* _EXERCISE GOAL_: Copy everything from the line containing "reorder-arrows-icon[interactable] xyxy=(408,879,422,911)" down to the line containing "type-option-description: A complete", both included, exactly as the lines stand.

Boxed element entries
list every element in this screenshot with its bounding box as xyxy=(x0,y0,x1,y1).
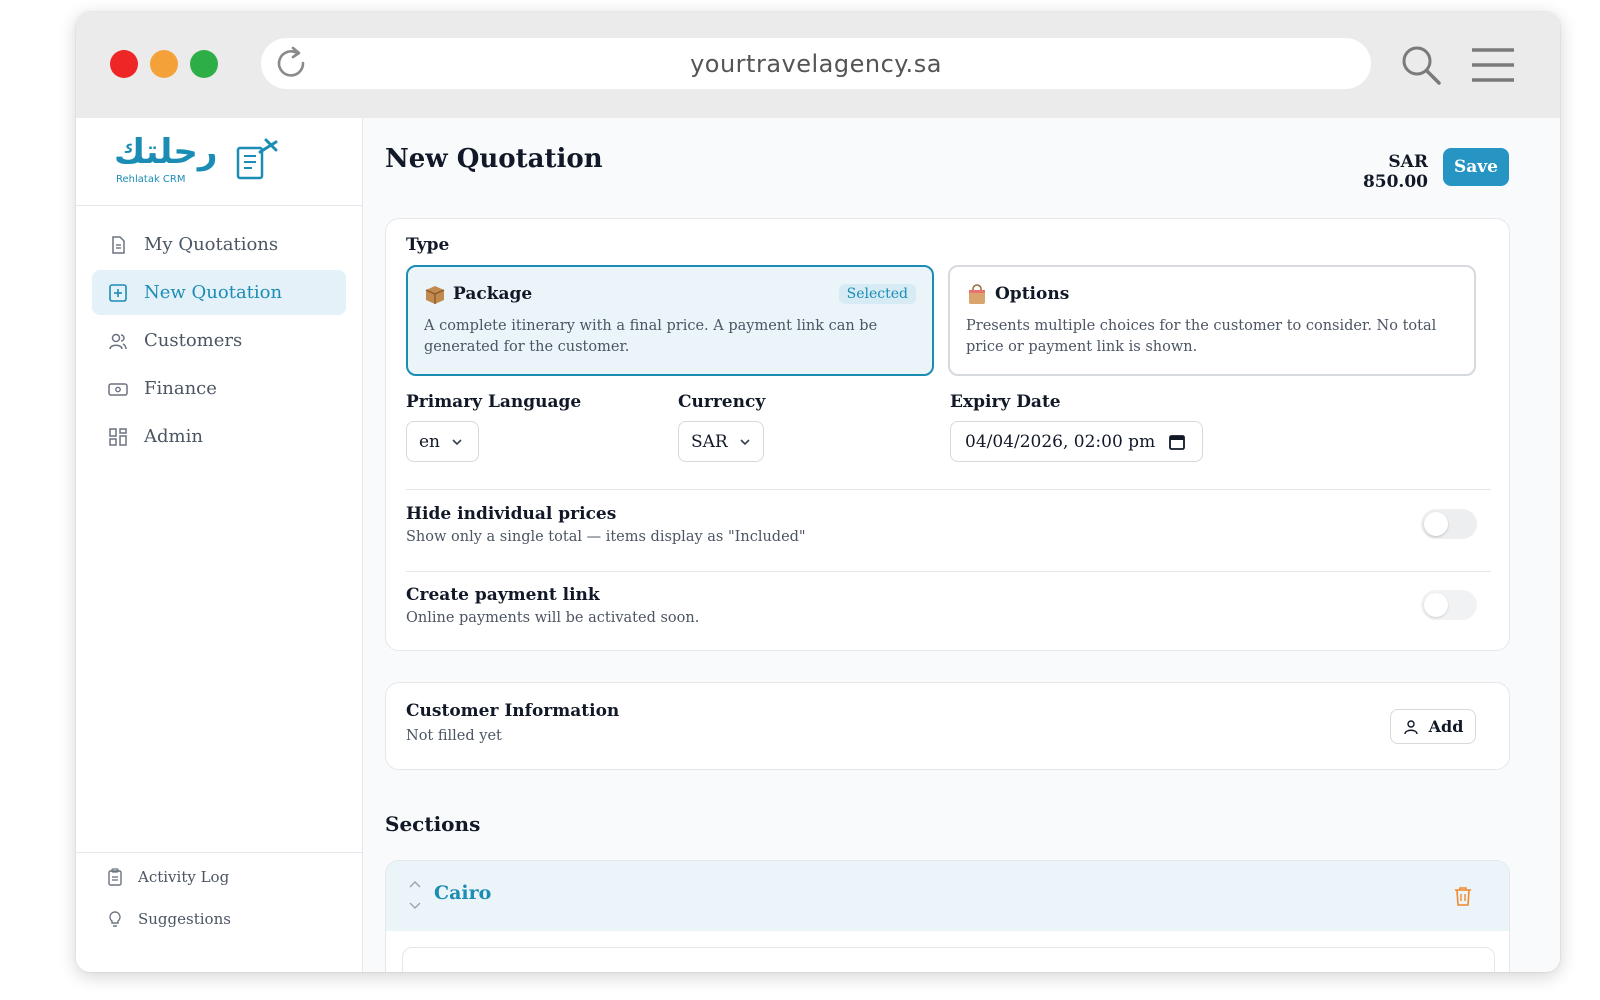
reorder-arrows-icon[interactable] xyxy=(408,879,422,911)
payment-link-subtitle: Online payments will be activated soon. xyxy=(406,610,700,626)
customer-information-card: Customer Information Not filled yet Add xyxy=(385,682,1510,770)
maximize-window-button[interactable] xyxy=(190,50,218,78)
chevron-down-icon xyxy=(740,438,750,445)
section-name[interactable]: Cairo xyxy=(434,882,491,904)
divider xyxy=(406,571,1491,572)
sections-title: Sections xyxy=(385,812,481,836)
sidebar-item-new-quotation[interactable]: New Quotation xyxy=(92,270,346,315)
logo-arabic-text: رحلتك xyxy=(114,132,218,172)
trash-icon[interactable] xyxy=(1454,886,1472,906)
type-label: Type xyxy=(406,235,450,255)
hamburger-menu-icon[interactable] xyxy=(1470,45,1516,85)
section-header[interactable]: Cairo xyxy=(386,861,1509,931)
sidebar-divider xyxy=(76,852,362,853)
type-option-description: A complete itinerary with a final price.… xyxy=(424,318,878,355)
page-title: New Quotation xyxy=(385,144,603,174)
section-card-cairo: Cairo xyxy=(385,860,1510,972)
sidebar-item-label: Activity Log xyxy=(138,868,230,886)
currency-select[interactable]: SAR xyxy=(678,421,764,462)
lightbulb-icon xyxy=(109,911,121,927)
document-icon xyxy=(112,235,125,254)
package-icon xyxy=(425,286,445,304)
primary-language-value: en xyxy=(419,431,441,452)
shopping-bag-icon xyxy=(969,284,985,304)
expiry-date-label: Expiry Date xyxy=(950,392,1061,412)
hide-prices-toggle[interactable] xyxy=(1421,509,1477,539)
address-bar[interactable]: yourtravelagency.sa xyxy=(261,38,1371,89)
currency-value: SAR xyxy=(691,431,728,452)
customer-information-title: Customer Information xyxy=(406,701,620,721)
sidebar-item-label: Finance xyxy=(144,378,217,399)
type-option-options[interactable]: Options Presents multiple choices for th… xyxy=(948,265,1476,376)
logo[interactable]: رحلتك Rehlatak CRM xyxy=(76,118,362,206)
expiry-date-value: 04/04/2026, 02:00 pm xyxy=(965,431,1156,452)
close-window-button[interactable] xyxy=(110,50,138,78)
sidebar-item-label: New Quotation xyxy=(144,282,283,303)
type-option-package[interactable]: Package Selected A complete itinerary wi… xyxy=(406,265,934,376)
logo-english-text: Rehlatak CRM xyxy=(116,174,186,185)
sidebar-item-customers[interactable]: Customers xyxy=(92,318,346,363)
section-item-placeholder xyxy=(402,947,1495,972)
grid-icon xyxy=(109,427,127,446)
main-content: New Quotation SAR 850.00 Save Type Packa… xyxy=(363,118,1560,972)
sidebar-item-label: Customers xyxy=(144,330,243,351)
customer-information-status: Not filled yet xyxy=(406,728,502,744)
browser-chrome: yourtravelagency.sa xyxy=(76,12,1560,118)
sidebar-item-admin[interactable]: Admin xyxy=(92,414,346,459)
selected-badge: Selected xyxy=(838,284,916,304)
type-card: Type Package Selected A complete itinera… xyxy=(385,218,1510,651)
plus-square-icon xyxy=(109,283,127,302)
currency-label: Currency xyxy=(678,392,766,412)
sidebar-item-suggestions[interactable]: Suggestions xyxy=(106,910,231,928)
quotation-total: SAR 850.00 xyxy=(1362,152,1428,192)
clipboard-icon xyxy=(108,868,122,886)
url-text: yourtravelagency.sa xyxy=(690,50,942,78)
chevron-down-icon xyxy=(452,438,462,445)
sidebar-item-label: Admin xyxy=(144,426,203,447)
toggle-knob xyxy=(1424,512,1448,536)
users-icon xyxy=(109,333,127,349)
sidebar-item-my-quotations[interactable]: My Quotations xyxy=(92,222,346,267)
expiry-date-input[interactable]: 04/04/2026, 02:00 pm xyxy=(950,421,1203,462)
toggle-knob xyxy=(1424,593,1448,617)
primary-language-select[interactable]: en xyxy=(406,421,479,462)
minimize-window-button[interactable] xyxy=(150,50,178,78)
sidebar: رحلتك Rehlatak CRM My Quotations New Quo… xyxy=(76,118,363,972)
search-icon[interactable] xyxy=(1398,42,1444,88)
sidebar-item-finance[interactable]: Finance xyxy=(92,366,346,411)
browser-window: yourtravelagency.sa رحلتك Rehlatak CRM M… xyxy=(76,12,1560,972)
sidebar-item-label: My Quotations xyxy=(144,234,279,255)
payment-link-toggle[interactable] xyxy=(1421,590,1477,620)
type-option-title: Options xyxy=(995,284,1070,304)
logo-plane-icon xyxy=(236,138,278,180)
sidebar-item-label: Suggestions xyxy=(138,910,231,928)
sidebar-item-activity-log[interactable]: Activity Log xyxy=(106,868,229,886)
add-customer-label: Add xyxy=(1428,717,1464,736)
hide-prices-title: Hide individual prices xyxy=(406,504,617,524)
save-button[interactable]: Save xyxy=(1443,148,1509,186)
money-icon xyxy=(108,382,128,396)
divider xyxy=(406,489,1491,490)
payment-link-title: Create payment link xyxy=(406,585,600,605)
calendar-icon[interactable] xyxy=(1168,433,1186,451)
hide-prices-subtitle: Show only a single total — items display… xyxy=(406,529,806,545)
type-option-description: Presents multiple choices for the custom… xyxy=(966,318,1437,355)
primary-language-label: Primary Language xyxy=(406,392,582,412)
type-option-title: Package xyxy=(453,284,533,304)
user-icon xyxy=(1403,719,1418,734)
add-customer-button[interactable]: Add xyxy=(1390,709,1476,744)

* _ANSWER TO THIS EXERCISE_:
reorder-arrows-icon[interactable] xyxy=(408,879,422,911)
payment-link-subtitle: Online payments will be activated soon. xyxy=(406,610,700,626)
customer-information-card: Customer Information Not filled yet Add xyxy=(385,682,1510,770)
maximize-window-button[interactable] xyxy=(190,50,218,78)
chevron-down-icon xyxy=(740,438,750,445)
section-name[interactable]: Cairo xyxy=(434,882,491,904)
divider xyxy=(406,571,1491,572)
sections-title: Sections xyxy=(385,812,481,836)
sidebar-item-new-quotation[interactable]: New Quotation xyxy=(92,270,346,315)
logo-arabic-text: رحلتك xyxy=(114,132,218,172)
trash-icon[interactable] xyxy=(1454,886,1472,906)
type-label: Type xyxy=(406,235,450,255)
hamburger-menu-icon[interactable] xyxy=(1470,45,1516,85)
section-header[interactable]: Cairo xyxy=(386,861,1509,931)
sidebar-divider xyxy=(76,852,362,853)
type-option-description: A complete itinerary with a final price.… xyxy=(424,318,878,355)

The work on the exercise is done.